→ Aim: Reproduce the records below in full and word for word, excluding pictures.

-- BEGIN Data provided --

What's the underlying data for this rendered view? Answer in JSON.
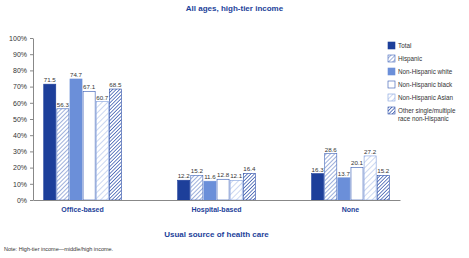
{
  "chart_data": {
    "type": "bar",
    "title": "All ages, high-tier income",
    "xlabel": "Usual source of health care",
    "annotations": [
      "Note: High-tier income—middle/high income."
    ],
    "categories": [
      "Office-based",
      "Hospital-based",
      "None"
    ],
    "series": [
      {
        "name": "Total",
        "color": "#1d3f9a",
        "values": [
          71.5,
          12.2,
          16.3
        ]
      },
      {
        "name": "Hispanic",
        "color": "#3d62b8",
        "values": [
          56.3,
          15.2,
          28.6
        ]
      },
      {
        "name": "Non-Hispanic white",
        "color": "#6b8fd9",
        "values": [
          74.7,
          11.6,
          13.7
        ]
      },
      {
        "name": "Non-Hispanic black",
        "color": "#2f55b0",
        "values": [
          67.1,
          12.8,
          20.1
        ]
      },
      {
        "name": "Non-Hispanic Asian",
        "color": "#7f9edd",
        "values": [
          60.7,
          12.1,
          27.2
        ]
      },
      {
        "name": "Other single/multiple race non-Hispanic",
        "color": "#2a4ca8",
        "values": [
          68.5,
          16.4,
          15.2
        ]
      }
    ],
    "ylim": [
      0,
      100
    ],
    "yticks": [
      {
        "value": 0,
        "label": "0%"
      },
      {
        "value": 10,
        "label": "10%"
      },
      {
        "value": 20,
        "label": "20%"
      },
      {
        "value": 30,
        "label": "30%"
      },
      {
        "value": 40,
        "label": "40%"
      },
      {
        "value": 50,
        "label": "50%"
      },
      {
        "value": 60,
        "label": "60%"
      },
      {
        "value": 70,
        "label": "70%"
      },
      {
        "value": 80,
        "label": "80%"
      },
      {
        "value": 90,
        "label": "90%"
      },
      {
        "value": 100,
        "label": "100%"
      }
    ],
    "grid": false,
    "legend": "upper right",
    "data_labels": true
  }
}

-- END Data provided --

→ Complete output:
What's the underlying data for this rendered view? Answer in JSON.
{
  "chart_data": {
    "type": "bar",
    "title": "All ages, high-tier income",
    "xlabel": "Usual source of health care",
    "annotations": [
      "Note: High-tier income—middle/high income."
    ],
    "categories": [
      "Office-based",
      "Hospital-based",
      "None"
    ],
    "series": [
      {
        "name": "Total",
        "color": "#1d3f9a",
        "values": [
          71.5,
          12.2,
          16.3
        ]
      },
      {
        "name": "Hispanic",
        "color": "#3d62b8",
        "values": [
          56.3,
          15.2,
          28.6
        ]
      },
      {
        "name": "Non-Hispanic white",
        "color": "#6b8fd9",
        "values": [
          74.7,
          11.6,
          13.7
        ]
      },
      {
        "name": "Non-Hispanic black",
        "color": "#2f55b0",
        "values": [
          67.1,
          12.8,
          20.1
        ]
      },
      {
        "name": "Non-Hispanic Asian",
        "color": "#7f9edd",
        "values": [
          60.7,
          12.1,
          27.2
        ]
      },
      {
        "name": "Other single/multiple race non-Hispanic",
        "color": "#2a4ca8",
        "values": [
          68.5,
          16.4,
          15.2
        ]
      }
    ],
    "ylim": [
      0,
      100
    ],
    "yticks": [
      {
        "value": 0,
        "label": "0%"
      },
      {
        "value": 10,
        "label": "10%"
      },
      {
        "value": 20,
        "label": "20%"
      },
      {
        "value": 30,
        "label": "30%"
      },
      {
        "value": 40,
        "label": "40%"
      },
      {
        "value": 50,
        "label": "50%"
      },
      {
        "value": 60,
        "label": "60%"
      },
      {
        "value": 70,
        "label": "70%"
      },
      {
        "value": 80,
        "label": "80%"
      },
      {
        "value": 90,
        "label": "90%"
      },
      {
        "value": 100,
        "label": "100%"
      }
    ],
    "grid": false,
    "legend": "upper right",
    "data_labels": true
  }
}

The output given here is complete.